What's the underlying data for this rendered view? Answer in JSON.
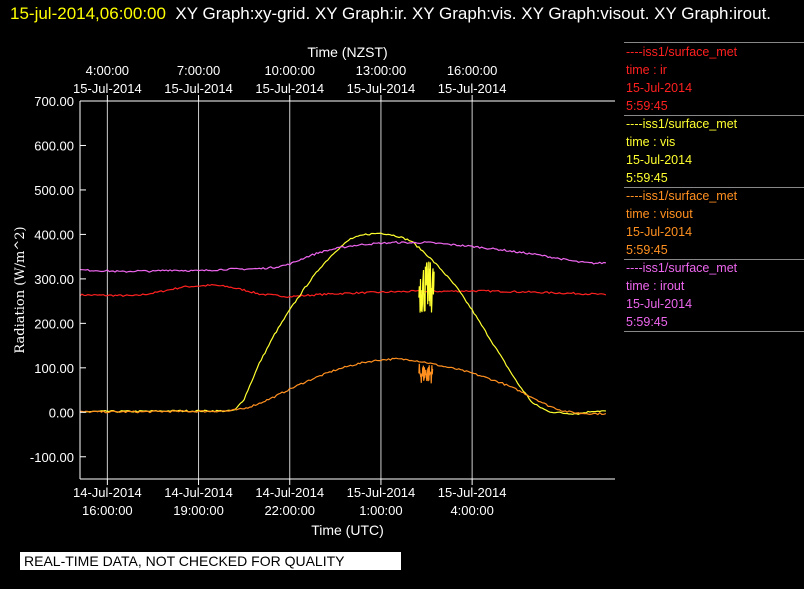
{
  "title": {
    "timestamp": "15-jul-2014,06:00:00",
    "graphs": "XY Graph:xy-grid.  XY Graph:ir.  XY Graph:vis.  XY Graph:visout.  XY Graph:irout."
  },
  "banner": "REAL-TIME DATA, NOT CHECKED FOR QUALITY",
  "colors": {
    "ir": "#ff2020",
    "vis": "#ffff30",
    "visout": "#ff9020",
    "irout": "#ee66ee"
  },
  "legend": [
    {
      "source": "----iss1/surface_met",
      "field": "time : ir",
      "date": "15-Jul-2014",
      "time": "5:59:45",
      "color": "#ff2020"
    },
    {
      "source": "----iss1/surface_met",
      "field": "time : vis",
      "date": "15-Jul-2014",
      "time": "5:59:45",
      "color": "#ffff30"
    },
    {
      "source": "----iss1/surface_met",
      "field": "time : visout",
      "date": "15-Jul-2014",
      "time": "5:59:45",
      "color": "#ff9020"
    },
    {
      "source": "----iss1/surface_met",
      "field": "time : irout",
      "date": "15-Jul-2014",
      "time": "5:59:45",
      "color": "#ee66ee"
    }
  ],
  "chart_data": {
    "type": "line",
    "xlabel": "Time (UTC)",
    "x2label": "Time (NZST)",
    "ylabel": "Radiation (W/m^2)",
    "xunit": "hours UTC from 14-Jul-2014 16:00:00",
    "xlim": [
      -0.9,
      16.7
    ],
    "ylim": [
      -150,
      700
    ],
    "grid": "vertical",
    "yticks": [
      "700.00",
      "600.00",
      "500.00",
      "400.00",
      "300.00",
      "200.00",
      "100.00",
      "0.00",
      "-100.00"
    ],
    "ytick_values": [
      700,
      600,
      500,
      400,
      300,
      200,
      100,
      0,
      -100
    ],
    "x_ticks": [
      {
        "v": 0,
        "date": "14-Jul-2014",
        "time": "16:00:00"
      },
      {
        "v": 3,
        "date": "14-Jul-2014",
        "time": "19:00:00"
      },
      {
        "v": 6,
        "date": "14-Jul-2014",
        "time": "22:00:00"
      },
      {
        "v": 9,
        "date": "15-Jul-2014",
        "time": "1:00:00"
      },
      {
        "v": 12,
        "date": "15-Jul-2014",
        "time": "4:00:00"
      }
    ],
    "x2_ticks": [
      {
        "v": 0,
        "time": "4:00:00",
        "date": "15-Jul-2014"
      },
      {
        "v": 3,
        "time": "7:00:00",
        "date": "15-Jul-2014"
      },
      {
        "v": 6,
        "time": "10:00:00",
        "date": "15-Jul-2014"
      },
      {
        "v": 9,
        "time": "13:00:00",
        "date": "15-Jul-2014"
      },
      {
        "v": 12,
        "time": "16:00:00",
        "date": "15-Jul-2014"
      }
    ],
    "series": [
      {
        "key": "ir",
        "x": [
          -0.9,
          0,
          0.9,
          1.5,
          2.5,
          3.5,
          4,
          4.5,
          5,
          6,
          7,
          8,
          9,
          10,
          11,
          12,
          13,
          14,
          15,
          16,
          16.4
        ],
        "y": [
          264,
          263,
          262,
          268,
          282,
          286,
          282,
          275,
          266,
          260,
          265,
          268,
          270,
          272,
          272,
          273,
          272,
          270,
          268,
          266,
          264
        ]
      },
      {
        "key": "vis",
        "x": [
          -0.9,
          0,
          1,
          2,
          3,
          4,
          4.2,
          4.5,
          5,
          5.5,
          6,
          6.5,
          7,
          7.5,
          8,
          8.5,
          9,
          9.3,
          9.6,
          10,
          10.5,
          11,
          11.5,
          12,
          12.5,
          13,
          13.5,
          14,
          14.5,
          15,
          15.5,
          16,
          16.4
        ],
        "y": [
          1,
          2,
          2,
          3,
          3,
          3,
          5,
          30,
          110,
          175,
          230,
          280,
          325,
          362,
          390,
          400,
          403,
          400,
          395,
          385,
          355,
          320,
          280,
          230,
          175,
          120,
          65,
          20,
          2,
          -2,
          -3,
          3,
          3
        ]
      },
      {
        "key": "visout",
        "x": [
          -0.9,
          0,
          1,
          2,
          3,
          4,
          4.5,
          5,
          5.5,
          6,
          6.5,
          7,
          7.5,
          8,
          8.5,
          9,
          9.5,
          10,
          10.5,
          11,
          11.5,
          12,
          12.5,
          13,
          13.5,
          14,
          14.5,
          15,
          15.5,
          16,
          16.4
        ],
        "y": [
          1,
          1,
          1,
          2,
          2,
          3,
          8,
          20,
          35,
          52,
          68,
          82,
          95,
          105,
          113,
          118,
          120,
          118,
          112,
          104,
          97,
          88,
          77,
          65,
          50,
          33,
          15,
          3,
          -2,
          -3,
          -3
        ]
      },
      {
        "key": "irout",
        "x": [
          -0.9,
          0,
          0.5,
          1,
          1.5,
          2,
          2.5,
          3,
          3.5,
          4,
          4.5,
          5,
          5.5,
          6,
          6.5,
          7,
          7.5,
          8,
          8.5,
          9,
          9.5,
          10,
          10.5,
          11,
          11.5,
          12,
          12.5,
          13,
          13.5,
          14,
          14.5,
          15,
          15.5,
          16,
          16.4
        ],
        "y": [
          320,
          318,
          316,
          318,
          317,
          320,
          319,
          318,
          320,
          322,
          322,
          323,
          326,
          333,
          348,
          360,
          368,
          374,
          378,
          380,
          382,
          381,
          382,
          379,
          376,
          373,
          369,
          365,
          360,
          356,
          350,
          344,
          338,
          335,
          336
        ]
      }
    ],
    "noise_events": [
      {
        "key": "vis",
        "x_start": 10.25,
        "x_end": 10.75,
        "low": 220,
        "high": 340
      },
      {
        "key": "visout",
        "x_start": 10.25,
        "x_end": 10.7,
        "low": 65,
        "high": 110
      }
    ]
  }
}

→ **Problem to work on**
Of the lines above, copy each that contains "grid".

→ **Exercise result**
    "graphs": "XY Graph:xy-grid.  XY Graph:ir.  XY Graph:vis.  XY Graph:visout.  XY Graph:irout."
    "grid": "vertical",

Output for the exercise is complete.